### Dataset excerpts
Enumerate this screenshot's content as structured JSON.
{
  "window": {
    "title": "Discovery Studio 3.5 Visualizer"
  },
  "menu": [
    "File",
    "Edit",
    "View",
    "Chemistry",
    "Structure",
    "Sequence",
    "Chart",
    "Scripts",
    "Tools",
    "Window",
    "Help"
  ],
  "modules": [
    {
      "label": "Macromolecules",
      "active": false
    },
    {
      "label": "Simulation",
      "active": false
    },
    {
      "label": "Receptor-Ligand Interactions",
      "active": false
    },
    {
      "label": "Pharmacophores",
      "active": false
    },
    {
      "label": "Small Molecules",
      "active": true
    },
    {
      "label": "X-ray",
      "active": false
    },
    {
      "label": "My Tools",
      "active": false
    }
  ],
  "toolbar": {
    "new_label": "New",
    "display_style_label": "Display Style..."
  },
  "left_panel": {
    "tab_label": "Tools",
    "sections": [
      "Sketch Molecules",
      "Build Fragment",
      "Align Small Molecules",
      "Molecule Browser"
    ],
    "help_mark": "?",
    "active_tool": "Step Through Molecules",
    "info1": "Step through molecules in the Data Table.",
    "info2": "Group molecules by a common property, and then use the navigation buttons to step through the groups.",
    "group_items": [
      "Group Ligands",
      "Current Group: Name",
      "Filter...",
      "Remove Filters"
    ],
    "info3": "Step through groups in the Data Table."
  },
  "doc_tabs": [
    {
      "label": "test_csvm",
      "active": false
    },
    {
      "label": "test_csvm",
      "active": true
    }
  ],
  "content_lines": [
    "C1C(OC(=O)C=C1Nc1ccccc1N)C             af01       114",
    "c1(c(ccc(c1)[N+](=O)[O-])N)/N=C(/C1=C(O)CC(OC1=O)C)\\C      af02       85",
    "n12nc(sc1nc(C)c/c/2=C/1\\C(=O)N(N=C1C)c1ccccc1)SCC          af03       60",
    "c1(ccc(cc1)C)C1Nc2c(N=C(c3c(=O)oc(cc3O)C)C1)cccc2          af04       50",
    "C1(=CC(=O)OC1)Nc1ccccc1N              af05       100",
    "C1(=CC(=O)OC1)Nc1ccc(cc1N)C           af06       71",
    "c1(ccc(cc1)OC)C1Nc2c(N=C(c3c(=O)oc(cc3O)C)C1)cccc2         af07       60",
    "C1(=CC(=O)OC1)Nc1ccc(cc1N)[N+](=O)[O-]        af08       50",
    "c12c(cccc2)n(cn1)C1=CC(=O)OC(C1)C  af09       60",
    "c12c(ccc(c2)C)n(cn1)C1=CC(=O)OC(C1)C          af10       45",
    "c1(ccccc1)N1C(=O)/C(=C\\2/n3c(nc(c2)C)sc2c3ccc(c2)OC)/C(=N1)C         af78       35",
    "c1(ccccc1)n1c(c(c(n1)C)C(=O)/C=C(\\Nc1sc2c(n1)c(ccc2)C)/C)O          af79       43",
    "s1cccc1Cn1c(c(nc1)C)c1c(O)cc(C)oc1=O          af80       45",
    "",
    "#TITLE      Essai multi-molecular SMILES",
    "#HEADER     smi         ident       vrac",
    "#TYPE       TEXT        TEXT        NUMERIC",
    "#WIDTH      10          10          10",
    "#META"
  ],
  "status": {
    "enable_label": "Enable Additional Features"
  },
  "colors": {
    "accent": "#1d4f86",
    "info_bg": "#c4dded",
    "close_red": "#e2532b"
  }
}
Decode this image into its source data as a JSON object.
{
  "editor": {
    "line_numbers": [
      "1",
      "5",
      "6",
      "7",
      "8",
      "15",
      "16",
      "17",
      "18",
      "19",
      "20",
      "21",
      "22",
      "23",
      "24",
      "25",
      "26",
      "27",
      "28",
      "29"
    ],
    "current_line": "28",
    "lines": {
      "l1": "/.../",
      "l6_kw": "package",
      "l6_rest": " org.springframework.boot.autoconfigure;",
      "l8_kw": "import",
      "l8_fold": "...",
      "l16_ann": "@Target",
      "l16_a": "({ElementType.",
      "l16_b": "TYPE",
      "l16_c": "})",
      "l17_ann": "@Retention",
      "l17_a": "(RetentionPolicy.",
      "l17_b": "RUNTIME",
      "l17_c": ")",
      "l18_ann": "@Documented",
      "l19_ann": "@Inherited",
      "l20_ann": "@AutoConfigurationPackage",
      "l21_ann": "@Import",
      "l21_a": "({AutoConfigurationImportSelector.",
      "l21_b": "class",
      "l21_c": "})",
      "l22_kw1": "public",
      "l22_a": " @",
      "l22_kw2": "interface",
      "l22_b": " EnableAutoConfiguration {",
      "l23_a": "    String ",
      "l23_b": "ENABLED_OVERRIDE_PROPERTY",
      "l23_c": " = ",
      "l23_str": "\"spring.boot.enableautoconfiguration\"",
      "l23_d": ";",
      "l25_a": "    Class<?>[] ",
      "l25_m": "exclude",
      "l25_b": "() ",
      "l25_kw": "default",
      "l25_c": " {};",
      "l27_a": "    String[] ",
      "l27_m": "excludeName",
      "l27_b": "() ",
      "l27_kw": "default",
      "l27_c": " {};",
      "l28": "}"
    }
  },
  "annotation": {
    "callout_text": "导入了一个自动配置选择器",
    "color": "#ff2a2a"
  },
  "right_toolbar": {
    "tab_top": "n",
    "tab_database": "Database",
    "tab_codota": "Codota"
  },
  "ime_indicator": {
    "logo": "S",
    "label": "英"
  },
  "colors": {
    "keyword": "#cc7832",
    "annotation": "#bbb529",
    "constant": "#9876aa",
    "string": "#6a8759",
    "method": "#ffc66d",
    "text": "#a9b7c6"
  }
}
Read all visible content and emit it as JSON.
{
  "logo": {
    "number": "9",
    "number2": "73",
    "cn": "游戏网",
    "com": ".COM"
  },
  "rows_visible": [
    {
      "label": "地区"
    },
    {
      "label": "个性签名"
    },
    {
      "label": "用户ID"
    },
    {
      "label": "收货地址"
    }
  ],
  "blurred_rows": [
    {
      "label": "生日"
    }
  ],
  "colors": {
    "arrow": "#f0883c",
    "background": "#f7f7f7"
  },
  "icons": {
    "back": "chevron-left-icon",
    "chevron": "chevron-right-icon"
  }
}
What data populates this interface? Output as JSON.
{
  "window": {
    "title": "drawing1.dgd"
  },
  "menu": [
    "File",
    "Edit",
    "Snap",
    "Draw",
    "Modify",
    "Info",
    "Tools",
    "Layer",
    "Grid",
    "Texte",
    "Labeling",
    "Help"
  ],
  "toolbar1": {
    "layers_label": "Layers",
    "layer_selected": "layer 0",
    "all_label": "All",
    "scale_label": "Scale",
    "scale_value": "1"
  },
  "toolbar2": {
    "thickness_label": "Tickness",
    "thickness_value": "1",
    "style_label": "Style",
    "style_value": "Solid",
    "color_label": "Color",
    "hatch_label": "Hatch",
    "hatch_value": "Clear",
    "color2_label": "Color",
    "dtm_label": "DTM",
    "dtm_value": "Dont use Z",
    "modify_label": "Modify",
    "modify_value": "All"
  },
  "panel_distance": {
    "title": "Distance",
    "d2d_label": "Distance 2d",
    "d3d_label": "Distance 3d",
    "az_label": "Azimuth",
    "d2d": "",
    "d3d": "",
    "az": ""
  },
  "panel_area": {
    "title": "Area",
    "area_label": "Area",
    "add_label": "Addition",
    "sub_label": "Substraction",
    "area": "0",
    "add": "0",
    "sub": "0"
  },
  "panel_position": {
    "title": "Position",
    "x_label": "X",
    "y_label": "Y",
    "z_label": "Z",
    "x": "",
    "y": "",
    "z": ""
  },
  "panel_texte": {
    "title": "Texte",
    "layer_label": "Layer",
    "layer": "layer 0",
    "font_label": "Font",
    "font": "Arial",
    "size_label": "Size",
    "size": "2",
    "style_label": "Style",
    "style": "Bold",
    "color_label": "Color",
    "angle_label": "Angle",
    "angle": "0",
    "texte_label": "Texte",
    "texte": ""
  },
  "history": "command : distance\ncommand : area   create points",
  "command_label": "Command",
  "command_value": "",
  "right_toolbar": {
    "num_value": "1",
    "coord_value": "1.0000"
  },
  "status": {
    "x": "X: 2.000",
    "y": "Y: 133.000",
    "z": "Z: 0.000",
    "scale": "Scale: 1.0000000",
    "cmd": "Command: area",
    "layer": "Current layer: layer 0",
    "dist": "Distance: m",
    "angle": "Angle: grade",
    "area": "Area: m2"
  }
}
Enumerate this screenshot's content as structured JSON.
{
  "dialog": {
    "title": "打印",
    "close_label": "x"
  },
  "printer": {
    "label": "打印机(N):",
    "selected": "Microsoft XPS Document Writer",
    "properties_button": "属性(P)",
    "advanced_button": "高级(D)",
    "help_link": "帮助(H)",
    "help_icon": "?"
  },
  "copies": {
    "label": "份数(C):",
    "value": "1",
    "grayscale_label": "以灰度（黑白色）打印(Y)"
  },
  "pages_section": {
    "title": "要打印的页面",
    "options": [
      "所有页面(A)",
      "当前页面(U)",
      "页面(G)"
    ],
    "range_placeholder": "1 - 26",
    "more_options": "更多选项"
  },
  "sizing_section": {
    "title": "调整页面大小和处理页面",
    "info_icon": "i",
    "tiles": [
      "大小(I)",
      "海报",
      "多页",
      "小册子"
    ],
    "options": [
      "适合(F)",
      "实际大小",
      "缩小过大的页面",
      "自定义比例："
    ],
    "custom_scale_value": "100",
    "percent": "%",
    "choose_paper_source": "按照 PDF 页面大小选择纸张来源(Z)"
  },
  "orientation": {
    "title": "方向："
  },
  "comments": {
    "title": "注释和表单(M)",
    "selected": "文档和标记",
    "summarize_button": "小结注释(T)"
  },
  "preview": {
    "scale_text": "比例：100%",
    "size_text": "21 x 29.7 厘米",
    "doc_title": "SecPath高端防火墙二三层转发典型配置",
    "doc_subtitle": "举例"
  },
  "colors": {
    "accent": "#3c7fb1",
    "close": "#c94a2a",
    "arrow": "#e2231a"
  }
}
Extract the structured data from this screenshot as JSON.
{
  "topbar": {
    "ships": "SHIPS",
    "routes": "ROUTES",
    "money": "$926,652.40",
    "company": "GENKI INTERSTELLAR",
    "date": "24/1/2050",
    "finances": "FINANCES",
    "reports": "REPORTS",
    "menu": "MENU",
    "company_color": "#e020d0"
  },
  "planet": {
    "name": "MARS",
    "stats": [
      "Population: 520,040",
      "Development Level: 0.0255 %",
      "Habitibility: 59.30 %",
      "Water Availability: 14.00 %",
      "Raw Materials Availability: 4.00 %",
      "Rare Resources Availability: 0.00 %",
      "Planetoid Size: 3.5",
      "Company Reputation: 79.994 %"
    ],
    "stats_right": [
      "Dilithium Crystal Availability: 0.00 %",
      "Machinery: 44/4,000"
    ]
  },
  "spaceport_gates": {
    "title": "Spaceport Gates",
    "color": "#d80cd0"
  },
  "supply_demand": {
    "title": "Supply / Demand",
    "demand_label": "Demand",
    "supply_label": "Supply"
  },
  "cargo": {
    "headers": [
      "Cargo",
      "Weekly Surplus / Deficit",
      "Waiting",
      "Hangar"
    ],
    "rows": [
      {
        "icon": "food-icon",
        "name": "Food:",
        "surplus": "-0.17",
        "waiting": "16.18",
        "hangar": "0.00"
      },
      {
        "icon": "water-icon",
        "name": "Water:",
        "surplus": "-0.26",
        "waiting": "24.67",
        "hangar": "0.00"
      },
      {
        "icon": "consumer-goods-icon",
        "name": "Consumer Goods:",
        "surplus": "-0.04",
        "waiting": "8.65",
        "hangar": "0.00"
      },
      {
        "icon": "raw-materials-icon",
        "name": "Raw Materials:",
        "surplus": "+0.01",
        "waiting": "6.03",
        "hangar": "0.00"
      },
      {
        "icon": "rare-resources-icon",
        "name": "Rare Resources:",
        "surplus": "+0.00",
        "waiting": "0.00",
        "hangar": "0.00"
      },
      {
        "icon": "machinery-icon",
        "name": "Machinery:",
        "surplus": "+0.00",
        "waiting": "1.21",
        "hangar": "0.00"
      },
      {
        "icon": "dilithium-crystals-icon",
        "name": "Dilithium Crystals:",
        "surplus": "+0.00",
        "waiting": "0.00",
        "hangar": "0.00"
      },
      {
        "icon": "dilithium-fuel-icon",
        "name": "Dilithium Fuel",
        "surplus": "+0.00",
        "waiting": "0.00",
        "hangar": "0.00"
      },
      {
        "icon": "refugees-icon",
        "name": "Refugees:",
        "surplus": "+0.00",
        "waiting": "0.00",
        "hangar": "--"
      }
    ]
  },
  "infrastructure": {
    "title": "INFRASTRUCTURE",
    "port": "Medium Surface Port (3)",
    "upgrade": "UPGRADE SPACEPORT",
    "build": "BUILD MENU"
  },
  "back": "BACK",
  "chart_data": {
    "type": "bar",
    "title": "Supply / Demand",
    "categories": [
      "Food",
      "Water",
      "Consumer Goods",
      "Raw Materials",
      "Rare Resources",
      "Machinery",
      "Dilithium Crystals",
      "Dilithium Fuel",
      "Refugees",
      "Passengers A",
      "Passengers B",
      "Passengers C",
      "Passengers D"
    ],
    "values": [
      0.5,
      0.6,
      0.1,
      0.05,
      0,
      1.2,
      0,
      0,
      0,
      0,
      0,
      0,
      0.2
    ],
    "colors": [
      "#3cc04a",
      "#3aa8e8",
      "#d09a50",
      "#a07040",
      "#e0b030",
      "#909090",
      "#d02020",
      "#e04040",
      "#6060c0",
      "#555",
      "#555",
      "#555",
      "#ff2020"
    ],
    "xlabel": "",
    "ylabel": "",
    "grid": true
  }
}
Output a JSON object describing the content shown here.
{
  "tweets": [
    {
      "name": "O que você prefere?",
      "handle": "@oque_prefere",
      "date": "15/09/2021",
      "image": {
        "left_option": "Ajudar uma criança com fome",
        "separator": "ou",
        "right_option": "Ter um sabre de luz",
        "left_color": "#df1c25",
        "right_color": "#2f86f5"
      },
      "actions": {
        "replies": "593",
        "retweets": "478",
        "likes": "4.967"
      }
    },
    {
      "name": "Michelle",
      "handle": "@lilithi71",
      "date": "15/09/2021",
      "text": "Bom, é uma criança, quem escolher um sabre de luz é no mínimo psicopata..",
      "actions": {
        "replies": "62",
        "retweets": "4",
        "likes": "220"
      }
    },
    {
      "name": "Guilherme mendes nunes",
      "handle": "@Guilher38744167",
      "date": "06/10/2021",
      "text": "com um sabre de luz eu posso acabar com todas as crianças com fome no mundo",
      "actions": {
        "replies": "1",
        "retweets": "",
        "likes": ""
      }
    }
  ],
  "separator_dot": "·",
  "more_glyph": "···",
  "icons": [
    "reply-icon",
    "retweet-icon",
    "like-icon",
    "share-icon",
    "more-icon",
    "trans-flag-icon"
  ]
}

### Written instruction
Scan the material for lines with the word "date", and copy each line you find.

### Result below
    "date": "24/1/2050",
      "date": "15/09/2021",
      "date": "15/09/2021",
      "date": "06/10/2021",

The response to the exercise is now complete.